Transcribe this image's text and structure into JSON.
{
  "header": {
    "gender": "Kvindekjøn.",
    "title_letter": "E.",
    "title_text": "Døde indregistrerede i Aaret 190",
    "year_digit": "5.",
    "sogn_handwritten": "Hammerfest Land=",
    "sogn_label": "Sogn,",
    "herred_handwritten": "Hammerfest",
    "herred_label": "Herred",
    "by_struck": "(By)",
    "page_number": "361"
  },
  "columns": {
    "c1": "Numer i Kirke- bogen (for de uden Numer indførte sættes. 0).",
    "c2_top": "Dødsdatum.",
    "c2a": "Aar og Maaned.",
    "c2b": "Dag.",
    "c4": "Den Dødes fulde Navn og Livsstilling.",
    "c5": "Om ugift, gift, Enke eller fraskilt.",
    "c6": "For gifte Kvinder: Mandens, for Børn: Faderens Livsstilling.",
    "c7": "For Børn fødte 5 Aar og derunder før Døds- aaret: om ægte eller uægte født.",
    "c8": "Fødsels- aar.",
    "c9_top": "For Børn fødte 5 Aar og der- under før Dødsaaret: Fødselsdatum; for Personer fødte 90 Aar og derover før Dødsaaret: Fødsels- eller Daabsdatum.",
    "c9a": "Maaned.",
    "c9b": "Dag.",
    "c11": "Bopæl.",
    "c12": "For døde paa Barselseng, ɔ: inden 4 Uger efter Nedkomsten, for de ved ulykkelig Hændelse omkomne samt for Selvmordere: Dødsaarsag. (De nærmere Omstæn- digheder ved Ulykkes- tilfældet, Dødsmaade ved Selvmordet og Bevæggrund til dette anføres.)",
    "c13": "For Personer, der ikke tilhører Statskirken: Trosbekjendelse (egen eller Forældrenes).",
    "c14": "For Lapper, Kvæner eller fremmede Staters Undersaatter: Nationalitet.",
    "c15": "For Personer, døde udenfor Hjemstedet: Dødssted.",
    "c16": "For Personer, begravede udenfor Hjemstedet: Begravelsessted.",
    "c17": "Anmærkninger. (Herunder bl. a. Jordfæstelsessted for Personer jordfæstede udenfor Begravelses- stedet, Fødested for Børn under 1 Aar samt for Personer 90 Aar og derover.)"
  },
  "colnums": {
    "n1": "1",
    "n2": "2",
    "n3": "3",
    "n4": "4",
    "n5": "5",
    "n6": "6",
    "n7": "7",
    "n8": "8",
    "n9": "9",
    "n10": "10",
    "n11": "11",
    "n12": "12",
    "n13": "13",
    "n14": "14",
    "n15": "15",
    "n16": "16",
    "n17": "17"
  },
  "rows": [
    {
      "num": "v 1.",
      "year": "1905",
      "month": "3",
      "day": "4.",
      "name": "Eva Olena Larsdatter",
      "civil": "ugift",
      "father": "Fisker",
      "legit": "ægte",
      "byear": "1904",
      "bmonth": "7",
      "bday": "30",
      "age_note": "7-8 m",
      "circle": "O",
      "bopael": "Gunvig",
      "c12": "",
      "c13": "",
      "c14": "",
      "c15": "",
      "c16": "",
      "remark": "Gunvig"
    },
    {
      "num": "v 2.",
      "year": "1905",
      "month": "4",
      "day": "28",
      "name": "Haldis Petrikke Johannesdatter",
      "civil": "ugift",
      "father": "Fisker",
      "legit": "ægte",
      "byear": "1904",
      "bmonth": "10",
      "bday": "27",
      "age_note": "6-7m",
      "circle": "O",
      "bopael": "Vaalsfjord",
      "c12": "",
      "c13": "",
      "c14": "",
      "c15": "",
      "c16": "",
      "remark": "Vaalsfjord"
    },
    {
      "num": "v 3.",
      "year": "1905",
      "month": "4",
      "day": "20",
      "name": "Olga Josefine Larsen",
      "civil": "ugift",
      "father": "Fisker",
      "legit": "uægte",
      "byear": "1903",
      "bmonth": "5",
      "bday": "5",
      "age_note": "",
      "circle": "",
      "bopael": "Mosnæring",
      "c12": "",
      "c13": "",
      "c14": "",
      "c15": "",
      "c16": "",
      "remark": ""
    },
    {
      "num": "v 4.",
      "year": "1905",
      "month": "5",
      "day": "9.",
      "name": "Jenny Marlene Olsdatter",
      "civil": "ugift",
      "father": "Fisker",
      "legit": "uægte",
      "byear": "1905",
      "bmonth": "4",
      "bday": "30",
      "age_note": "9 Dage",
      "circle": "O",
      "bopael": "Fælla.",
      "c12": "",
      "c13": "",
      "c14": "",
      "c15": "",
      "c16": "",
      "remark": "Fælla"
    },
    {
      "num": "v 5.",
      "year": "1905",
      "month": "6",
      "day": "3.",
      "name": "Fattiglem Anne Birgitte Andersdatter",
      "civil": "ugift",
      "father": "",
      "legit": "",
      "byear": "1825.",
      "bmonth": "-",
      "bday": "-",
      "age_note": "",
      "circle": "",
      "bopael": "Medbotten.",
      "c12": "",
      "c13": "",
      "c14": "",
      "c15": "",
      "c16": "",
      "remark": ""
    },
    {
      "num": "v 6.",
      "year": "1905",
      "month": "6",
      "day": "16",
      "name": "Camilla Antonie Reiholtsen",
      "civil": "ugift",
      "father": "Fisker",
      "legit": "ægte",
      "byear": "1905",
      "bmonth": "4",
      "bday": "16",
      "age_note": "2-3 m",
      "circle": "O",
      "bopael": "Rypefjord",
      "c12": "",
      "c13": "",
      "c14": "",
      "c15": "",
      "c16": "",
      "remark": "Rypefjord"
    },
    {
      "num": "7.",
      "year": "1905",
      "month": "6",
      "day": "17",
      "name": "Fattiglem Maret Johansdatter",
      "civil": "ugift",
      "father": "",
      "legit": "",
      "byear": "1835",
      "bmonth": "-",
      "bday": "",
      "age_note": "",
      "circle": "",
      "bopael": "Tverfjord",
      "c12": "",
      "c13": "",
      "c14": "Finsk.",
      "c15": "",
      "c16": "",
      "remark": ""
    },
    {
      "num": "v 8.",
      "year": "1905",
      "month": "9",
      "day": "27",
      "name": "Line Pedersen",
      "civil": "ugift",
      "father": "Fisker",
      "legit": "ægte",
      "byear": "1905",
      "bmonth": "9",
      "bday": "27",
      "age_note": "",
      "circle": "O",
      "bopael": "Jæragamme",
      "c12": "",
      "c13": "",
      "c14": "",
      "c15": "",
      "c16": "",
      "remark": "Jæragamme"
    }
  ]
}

===

**Set exercise**: Tally up the lines in the preceding listing that contain the string "bopael". Respond with the number and nothing else.

**Exercise result**: 8